*Challenge*
Extract every line that contains the string "Imports".

****************

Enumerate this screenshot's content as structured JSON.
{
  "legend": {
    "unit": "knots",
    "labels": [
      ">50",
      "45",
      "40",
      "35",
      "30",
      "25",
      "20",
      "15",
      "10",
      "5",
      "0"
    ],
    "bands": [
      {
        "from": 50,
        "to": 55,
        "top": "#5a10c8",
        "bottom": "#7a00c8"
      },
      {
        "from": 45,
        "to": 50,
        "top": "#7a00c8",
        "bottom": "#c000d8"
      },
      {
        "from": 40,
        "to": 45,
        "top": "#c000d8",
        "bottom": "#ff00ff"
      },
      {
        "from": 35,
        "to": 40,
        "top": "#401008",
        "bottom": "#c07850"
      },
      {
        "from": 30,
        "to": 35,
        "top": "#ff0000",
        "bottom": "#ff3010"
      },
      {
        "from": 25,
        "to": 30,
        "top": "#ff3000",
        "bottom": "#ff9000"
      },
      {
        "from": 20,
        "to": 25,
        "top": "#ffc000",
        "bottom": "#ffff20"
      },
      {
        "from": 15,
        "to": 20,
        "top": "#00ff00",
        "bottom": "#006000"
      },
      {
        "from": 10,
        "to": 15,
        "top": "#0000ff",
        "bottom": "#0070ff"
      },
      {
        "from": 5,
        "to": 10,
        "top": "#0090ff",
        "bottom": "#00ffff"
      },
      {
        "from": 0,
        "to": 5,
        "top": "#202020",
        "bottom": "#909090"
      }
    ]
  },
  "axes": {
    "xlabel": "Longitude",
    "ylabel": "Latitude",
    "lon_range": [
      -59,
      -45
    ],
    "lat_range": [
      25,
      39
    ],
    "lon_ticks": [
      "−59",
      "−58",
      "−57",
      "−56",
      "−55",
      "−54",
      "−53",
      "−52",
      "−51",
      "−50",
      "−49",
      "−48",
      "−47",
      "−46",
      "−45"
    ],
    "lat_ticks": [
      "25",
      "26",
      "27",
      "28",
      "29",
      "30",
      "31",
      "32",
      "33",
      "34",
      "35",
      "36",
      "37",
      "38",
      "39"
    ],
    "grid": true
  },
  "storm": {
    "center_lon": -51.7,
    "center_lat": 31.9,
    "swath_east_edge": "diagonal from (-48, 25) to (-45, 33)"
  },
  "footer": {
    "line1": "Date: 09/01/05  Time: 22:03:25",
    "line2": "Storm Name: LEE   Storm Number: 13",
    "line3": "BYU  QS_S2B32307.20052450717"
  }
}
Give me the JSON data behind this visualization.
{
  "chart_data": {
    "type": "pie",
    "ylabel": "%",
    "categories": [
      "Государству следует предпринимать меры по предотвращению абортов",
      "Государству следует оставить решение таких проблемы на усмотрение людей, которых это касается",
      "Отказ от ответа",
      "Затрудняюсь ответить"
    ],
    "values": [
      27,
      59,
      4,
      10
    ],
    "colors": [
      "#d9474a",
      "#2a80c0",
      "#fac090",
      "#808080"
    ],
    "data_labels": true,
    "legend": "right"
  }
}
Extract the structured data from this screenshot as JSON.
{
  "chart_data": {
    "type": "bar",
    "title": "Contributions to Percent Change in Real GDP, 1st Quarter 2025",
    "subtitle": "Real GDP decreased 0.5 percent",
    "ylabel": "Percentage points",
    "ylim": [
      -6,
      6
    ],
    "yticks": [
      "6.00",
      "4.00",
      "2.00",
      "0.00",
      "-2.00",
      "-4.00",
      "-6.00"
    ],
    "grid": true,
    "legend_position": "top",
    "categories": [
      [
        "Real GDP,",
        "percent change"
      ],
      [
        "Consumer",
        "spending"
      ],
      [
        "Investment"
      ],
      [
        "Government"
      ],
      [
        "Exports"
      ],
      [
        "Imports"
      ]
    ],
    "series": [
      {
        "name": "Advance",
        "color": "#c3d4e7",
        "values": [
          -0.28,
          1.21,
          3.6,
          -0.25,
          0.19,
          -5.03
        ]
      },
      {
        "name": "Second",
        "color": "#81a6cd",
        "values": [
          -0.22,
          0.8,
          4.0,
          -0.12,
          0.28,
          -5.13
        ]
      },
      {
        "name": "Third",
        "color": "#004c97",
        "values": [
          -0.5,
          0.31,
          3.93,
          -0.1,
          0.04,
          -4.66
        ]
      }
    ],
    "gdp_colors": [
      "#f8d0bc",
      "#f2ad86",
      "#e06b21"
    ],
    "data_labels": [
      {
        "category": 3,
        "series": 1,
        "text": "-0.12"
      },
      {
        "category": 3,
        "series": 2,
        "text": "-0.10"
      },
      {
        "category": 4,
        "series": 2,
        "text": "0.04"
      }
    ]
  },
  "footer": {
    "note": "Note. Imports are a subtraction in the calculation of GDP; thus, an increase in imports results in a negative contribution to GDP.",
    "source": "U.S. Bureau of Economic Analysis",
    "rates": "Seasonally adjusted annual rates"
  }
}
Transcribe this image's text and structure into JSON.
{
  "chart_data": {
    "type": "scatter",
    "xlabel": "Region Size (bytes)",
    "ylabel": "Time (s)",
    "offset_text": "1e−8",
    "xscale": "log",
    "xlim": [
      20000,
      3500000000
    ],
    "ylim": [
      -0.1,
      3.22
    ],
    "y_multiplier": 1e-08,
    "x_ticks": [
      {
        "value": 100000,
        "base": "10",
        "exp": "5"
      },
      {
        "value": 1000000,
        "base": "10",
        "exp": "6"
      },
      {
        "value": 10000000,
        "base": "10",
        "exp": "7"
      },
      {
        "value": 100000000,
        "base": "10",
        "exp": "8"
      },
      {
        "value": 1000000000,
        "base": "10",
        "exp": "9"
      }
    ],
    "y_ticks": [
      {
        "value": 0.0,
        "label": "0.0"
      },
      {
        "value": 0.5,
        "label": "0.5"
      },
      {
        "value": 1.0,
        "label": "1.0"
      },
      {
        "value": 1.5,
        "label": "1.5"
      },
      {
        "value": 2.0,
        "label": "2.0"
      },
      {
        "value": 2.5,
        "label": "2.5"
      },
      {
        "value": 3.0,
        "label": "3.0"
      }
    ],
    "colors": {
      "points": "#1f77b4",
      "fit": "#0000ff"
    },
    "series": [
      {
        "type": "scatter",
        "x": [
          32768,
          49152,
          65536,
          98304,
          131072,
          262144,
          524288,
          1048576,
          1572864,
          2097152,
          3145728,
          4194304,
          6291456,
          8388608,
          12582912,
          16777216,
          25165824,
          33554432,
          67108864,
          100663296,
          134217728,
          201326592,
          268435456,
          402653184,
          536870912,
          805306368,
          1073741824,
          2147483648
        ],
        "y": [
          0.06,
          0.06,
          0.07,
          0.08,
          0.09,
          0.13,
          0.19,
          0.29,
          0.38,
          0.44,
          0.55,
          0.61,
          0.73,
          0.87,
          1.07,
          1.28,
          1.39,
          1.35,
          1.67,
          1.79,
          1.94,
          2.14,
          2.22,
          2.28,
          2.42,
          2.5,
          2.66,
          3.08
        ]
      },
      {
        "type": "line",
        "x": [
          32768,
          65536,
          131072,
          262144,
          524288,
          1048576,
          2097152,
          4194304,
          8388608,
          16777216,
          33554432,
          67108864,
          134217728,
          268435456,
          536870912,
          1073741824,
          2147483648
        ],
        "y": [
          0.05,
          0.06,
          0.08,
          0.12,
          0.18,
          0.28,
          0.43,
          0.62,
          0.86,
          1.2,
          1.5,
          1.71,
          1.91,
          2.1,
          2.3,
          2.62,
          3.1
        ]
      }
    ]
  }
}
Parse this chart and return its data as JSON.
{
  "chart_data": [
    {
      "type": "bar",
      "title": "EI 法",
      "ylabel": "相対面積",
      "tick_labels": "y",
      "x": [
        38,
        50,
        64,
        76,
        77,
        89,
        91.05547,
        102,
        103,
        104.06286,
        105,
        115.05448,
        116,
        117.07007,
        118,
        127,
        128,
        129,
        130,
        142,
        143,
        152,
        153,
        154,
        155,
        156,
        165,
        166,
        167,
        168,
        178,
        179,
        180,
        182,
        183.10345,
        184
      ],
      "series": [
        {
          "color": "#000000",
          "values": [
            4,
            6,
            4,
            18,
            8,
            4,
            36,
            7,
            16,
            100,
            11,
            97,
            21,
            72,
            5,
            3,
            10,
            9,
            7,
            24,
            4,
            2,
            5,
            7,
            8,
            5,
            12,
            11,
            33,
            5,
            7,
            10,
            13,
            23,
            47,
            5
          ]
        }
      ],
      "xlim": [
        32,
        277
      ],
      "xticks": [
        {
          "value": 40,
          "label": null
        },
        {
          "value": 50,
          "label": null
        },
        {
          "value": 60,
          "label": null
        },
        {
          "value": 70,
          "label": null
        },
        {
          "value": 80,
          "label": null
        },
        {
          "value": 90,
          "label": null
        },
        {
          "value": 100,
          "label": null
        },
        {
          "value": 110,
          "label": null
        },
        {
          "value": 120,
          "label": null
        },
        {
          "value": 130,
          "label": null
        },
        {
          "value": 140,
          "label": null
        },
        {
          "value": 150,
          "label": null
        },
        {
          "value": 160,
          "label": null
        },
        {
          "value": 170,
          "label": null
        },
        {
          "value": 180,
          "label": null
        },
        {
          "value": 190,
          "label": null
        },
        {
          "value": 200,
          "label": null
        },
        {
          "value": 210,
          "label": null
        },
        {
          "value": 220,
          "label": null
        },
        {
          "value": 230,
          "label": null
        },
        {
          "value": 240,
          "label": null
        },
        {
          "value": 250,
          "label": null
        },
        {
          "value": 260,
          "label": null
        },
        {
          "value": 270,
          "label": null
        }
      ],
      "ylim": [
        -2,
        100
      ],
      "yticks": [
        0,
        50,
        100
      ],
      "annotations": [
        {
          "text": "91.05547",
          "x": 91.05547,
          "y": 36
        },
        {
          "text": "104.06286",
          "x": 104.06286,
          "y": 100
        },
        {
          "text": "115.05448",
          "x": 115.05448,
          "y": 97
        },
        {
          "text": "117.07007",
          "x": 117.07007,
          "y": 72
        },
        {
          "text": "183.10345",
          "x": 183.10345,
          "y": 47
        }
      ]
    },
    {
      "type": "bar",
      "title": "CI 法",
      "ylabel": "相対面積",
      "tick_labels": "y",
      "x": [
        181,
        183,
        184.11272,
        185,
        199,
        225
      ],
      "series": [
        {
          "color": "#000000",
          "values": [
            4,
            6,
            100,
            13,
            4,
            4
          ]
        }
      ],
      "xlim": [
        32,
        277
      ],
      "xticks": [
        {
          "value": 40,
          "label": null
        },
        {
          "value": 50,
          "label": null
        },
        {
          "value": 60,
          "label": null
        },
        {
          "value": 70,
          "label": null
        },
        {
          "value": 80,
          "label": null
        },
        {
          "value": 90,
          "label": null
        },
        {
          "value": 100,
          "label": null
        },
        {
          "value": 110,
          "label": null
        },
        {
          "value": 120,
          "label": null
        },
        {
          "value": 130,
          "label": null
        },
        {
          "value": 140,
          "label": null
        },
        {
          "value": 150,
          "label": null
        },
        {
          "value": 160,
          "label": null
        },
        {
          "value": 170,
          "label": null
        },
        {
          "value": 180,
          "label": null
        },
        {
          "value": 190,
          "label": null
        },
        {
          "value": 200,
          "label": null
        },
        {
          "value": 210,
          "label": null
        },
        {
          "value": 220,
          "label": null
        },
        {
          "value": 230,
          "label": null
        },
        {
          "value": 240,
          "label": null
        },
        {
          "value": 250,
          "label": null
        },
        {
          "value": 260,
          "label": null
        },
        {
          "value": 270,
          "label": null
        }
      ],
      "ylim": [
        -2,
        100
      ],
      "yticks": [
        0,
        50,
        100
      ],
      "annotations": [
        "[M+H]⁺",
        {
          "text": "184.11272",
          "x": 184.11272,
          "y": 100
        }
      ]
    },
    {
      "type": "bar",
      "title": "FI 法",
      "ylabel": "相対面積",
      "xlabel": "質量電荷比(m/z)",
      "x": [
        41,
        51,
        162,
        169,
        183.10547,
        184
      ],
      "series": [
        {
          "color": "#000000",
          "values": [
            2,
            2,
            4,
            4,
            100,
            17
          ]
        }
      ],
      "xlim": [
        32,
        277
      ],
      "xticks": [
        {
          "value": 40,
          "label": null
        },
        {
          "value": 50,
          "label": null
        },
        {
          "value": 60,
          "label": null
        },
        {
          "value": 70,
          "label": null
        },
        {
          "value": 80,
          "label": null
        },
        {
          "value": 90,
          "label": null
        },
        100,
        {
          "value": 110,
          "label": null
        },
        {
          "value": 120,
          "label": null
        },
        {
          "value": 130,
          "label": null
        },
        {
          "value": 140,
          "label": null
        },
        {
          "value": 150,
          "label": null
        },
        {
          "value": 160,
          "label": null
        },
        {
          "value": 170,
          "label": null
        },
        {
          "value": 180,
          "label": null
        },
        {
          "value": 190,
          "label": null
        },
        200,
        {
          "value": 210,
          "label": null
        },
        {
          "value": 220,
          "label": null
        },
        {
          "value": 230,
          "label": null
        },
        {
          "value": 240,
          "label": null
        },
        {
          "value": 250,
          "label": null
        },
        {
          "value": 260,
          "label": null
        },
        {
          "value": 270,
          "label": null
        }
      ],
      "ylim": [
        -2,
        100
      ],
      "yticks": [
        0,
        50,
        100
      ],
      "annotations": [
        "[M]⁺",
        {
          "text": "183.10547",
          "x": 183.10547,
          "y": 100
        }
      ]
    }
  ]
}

****************

*Result of this exercise*
        "Imports"
    "note": "Note. Imports are a subtraction in the calculation of GDP; thus, an increase in imports results in a negative contribution to GDP.",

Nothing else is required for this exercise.